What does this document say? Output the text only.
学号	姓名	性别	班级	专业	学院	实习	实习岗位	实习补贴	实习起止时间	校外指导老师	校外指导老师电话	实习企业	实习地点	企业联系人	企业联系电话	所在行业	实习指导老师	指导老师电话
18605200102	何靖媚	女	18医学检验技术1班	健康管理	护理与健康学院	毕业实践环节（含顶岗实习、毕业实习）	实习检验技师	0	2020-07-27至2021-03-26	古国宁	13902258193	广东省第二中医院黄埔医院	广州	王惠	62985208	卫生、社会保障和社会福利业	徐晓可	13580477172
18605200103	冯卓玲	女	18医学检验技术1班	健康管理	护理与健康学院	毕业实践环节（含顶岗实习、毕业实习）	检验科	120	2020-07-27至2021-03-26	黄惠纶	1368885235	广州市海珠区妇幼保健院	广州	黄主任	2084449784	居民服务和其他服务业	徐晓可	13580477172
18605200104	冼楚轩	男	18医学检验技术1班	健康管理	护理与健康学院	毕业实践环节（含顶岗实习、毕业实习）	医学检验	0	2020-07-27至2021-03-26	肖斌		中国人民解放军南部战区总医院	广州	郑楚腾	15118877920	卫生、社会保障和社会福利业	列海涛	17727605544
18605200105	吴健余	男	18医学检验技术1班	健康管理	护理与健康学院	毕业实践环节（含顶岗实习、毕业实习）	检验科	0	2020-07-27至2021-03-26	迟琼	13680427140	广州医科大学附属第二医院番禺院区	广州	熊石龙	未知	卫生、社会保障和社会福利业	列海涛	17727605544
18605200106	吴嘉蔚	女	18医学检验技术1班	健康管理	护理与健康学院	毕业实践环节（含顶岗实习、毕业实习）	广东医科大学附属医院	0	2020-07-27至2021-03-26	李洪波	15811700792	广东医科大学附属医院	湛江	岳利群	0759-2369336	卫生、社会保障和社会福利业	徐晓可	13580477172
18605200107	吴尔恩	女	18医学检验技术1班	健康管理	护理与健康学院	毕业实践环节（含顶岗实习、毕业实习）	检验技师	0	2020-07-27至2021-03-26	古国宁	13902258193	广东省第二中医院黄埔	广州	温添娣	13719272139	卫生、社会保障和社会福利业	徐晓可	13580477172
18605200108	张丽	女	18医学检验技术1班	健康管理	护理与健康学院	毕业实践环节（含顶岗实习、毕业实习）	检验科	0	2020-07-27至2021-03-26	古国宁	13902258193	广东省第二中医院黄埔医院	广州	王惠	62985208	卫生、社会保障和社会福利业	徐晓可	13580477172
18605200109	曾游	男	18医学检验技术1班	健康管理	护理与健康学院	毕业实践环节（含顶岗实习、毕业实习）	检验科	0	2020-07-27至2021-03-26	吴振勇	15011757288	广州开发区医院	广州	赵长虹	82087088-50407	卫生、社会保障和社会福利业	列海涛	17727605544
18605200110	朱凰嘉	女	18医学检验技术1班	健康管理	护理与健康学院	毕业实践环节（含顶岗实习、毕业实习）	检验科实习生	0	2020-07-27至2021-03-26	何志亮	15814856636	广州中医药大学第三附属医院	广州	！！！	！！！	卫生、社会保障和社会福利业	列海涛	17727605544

• **GIVEN EXERCISE**: Which lines above hold the word "广东省第二中医院黄埔医院"? Copy each of them.

• **TASK OUTPUT**:
18605200102	何靖媚	女	18医学检验技术1班	健康管理	护理与健康学院	毕业实践环节（含顶岗实习、毕业实习）	实习检验技师	0	2020-07-27至2021-03-26	古国宁	13902258193	广东省第二中医院黄埔医院	广州	王惠	62985208	卫生、社会保障和社会福利业	徐晓可	13580477172
18605200108	张丽	女	18医学检验技术1班	健康管理	护理与健康学院	毕业实践环节（含顶岗实习、毕业实习）	检验科	0	2020-07-27至2021-03-26	古国宁	13902258193	广东省第二中医院黄埔医院	广州	王惠	62985208	卫生、社会保障和社会福利业	徐晓可	13580477172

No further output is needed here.